State only how many lines contain the string "candidate".

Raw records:
******************************

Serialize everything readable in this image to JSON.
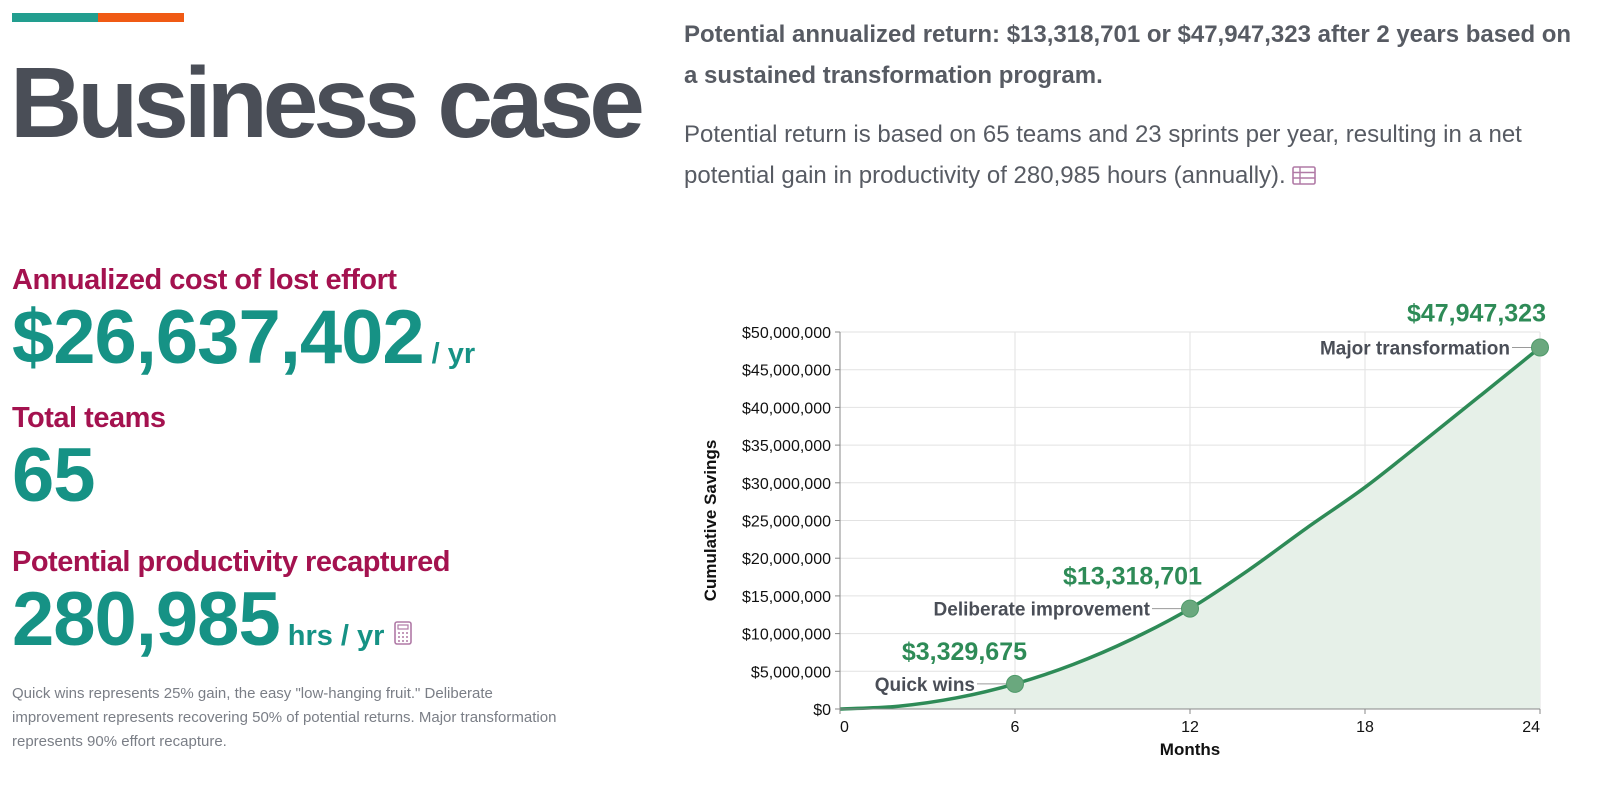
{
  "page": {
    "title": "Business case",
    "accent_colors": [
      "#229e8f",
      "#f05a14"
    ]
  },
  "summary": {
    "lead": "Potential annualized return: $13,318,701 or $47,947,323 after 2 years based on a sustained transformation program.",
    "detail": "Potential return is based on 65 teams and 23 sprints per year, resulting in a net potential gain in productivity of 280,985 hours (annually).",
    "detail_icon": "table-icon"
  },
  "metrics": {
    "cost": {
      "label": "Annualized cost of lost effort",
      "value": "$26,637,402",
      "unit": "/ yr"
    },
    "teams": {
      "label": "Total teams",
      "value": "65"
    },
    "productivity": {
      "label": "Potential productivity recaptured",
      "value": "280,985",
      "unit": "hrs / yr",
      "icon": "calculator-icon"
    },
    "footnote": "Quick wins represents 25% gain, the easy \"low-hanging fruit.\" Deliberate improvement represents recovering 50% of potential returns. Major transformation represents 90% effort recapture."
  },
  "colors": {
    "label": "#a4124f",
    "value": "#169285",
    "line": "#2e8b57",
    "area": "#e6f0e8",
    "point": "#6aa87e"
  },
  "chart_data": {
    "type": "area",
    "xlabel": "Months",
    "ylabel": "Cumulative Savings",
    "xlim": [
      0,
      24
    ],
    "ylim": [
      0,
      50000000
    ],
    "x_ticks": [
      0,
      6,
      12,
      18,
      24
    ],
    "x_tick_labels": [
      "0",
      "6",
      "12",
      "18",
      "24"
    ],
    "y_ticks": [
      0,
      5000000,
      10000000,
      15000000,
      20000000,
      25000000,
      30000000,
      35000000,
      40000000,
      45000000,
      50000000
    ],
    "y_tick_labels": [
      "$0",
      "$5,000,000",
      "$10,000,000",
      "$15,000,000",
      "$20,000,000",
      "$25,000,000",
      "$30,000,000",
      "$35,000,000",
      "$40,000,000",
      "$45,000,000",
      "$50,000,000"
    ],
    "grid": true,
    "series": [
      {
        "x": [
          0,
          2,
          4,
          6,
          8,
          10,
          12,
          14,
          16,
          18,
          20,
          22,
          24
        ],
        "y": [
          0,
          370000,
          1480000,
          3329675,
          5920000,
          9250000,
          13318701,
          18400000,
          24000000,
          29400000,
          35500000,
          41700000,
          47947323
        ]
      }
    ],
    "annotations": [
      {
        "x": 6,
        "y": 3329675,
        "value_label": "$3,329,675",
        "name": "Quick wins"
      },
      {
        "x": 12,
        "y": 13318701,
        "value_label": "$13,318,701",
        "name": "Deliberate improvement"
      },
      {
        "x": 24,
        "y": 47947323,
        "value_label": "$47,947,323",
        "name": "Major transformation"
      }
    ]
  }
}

******************************

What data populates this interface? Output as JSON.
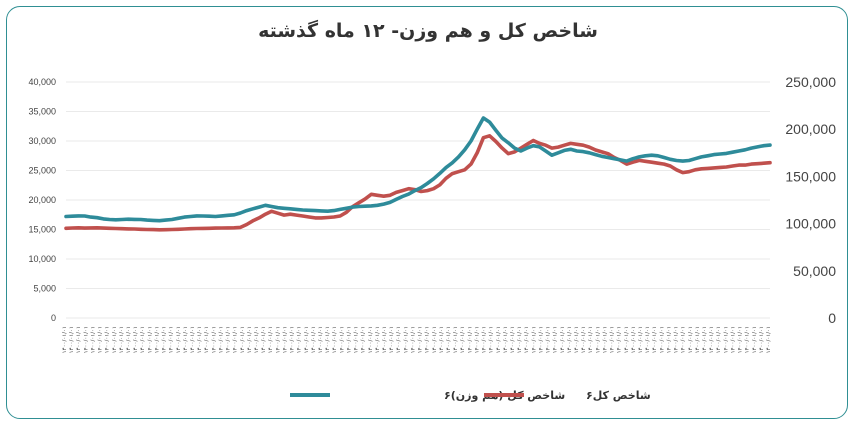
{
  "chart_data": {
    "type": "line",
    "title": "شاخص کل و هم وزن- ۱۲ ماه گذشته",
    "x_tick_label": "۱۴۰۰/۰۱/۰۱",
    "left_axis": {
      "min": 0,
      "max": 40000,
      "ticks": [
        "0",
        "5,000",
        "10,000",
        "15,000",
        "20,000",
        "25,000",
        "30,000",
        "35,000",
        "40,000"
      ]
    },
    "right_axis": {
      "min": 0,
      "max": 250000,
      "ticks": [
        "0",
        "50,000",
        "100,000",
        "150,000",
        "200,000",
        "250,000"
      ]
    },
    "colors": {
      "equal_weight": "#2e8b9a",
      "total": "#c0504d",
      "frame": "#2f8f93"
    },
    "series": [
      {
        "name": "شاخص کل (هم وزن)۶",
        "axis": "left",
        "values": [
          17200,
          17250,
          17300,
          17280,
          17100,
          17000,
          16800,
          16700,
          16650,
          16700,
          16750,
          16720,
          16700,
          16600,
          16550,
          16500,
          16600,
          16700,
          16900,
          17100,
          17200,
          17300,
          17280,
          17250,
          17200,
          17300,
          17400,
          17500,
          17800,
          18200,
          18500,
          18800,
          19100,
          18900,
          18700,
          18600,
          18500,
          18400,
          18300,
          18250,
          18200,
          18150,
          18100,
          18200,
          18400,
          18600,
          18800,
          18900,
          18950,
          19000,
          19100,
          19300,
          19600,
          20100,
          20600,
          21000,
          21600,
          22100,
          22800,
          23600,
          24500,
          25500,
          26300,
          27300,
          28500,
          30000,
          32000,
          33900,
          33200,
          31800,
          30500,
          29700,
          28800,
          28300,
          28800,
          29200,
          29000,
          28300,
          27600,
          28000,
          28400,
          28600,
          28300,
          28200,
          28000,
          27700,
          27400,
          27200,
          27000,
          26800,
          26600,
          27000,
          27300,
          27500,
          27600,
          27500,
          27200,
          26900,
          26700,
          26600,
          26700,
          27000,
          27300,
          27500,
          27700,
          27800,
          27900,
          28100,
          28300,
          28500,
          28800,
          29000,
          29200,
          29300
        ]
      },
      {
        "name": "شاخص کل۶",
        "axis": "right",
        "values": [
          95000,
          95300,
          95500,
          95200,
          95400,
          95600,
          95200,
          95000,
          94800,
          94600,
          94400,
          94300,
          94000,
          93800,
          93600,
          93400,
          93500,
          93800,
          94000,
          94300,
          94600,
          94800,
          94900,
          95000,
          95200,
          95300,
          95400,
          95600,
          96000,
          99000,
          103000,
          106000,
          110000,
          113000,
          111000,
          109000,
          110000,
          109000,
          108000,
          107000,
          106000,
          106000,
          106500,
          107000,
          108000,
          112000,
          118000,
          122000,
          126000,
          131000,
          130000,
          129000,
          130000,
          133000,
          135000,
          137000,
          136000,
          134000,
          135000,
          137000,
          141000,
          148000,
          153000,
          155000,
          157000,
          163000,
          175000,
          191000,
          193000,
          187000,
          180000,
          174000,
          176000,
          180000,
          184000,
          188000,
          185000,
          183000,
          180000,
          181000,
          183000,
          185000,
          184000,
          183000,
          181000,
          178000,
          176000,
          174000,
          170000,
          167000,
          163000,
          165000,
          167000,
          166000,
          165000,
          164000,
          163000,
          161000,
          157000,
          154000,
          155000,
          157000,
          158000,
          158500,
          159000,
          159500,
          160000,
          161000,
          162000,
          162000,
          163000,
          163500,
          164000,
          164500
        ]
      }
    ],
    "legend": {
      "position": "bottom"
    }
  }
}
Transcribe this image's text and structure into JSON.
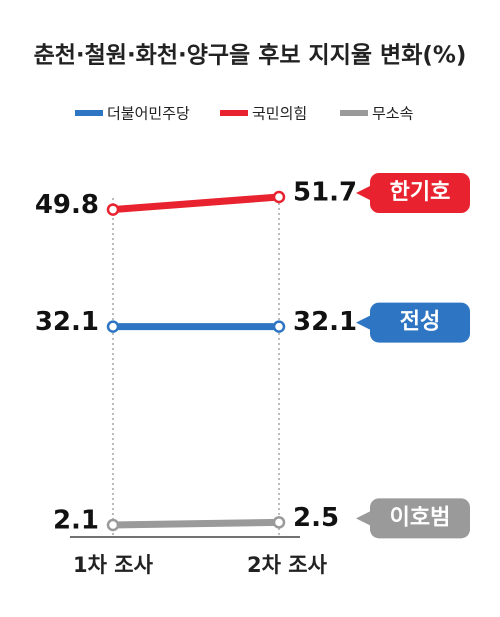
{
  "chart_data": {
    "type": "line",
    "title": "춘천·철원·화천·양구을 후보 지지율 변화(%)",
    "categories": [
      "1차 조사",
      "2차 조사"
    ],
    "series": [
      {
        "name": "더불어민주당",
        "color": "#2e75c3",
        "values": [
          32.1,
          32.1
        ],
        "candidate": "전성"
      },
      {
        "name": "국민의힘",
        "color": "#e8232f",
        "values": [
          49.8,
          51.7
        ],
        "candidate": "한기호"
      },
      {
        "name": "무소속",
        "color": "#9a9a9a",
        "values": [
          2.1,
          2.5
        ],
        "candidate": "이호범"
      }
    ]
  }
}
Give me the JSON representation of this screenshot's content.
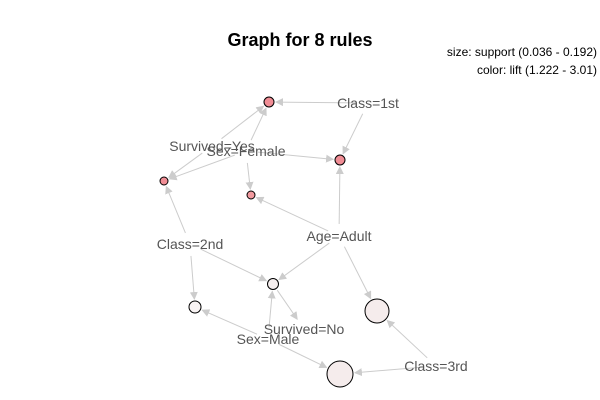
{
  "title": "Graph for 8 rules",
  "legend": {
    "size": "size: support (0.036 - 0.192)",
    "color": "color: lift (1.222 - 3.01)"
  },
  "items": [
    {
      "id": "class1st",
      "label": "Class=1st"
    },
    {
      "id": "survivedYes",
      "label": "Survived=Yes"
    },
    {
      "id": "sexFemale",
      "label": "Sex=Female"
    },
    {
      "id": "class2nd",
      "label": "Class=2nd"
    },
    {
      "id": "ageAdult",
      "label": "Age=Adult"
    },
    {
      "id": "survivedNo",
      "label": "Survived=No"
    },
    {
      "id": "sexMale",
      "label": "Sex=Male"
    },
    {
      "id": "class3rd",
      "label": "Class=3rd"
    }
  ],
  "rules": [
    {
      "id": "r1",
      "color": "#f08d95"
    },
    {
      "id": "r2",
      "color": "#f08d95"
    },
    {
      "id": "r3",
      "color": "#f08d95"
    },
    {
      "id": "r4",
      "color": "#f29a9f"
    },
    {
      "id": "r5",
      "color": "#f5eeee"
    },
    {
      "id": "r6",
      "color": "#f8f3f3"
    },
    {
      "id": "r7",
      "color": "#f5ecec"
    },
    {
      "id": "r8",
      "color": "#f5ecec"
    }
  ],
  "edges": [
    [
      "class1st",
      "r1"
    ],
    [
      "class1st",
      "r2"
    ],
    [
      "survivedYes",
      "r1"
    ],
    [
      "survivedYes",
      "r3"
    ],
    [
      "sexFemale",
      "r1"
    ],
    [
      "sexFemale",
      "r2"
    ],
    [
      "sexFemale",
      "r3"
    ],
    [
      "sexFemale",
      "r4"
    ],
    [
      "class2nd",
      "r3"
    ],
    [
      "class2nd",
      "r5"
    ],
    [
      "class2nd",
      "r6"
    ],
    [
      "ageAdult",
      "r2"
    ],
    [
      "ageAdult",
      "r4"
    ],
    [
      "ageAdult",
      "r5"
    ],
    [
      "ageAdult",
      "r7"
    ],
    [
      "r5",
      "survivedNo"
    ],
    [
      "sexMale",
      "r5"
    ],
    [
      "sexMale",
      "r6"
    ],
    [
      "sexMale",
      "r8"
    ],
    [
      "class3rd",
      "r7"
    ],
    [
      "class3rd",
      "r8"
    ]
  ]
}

******************************

▶ **Task answer**
3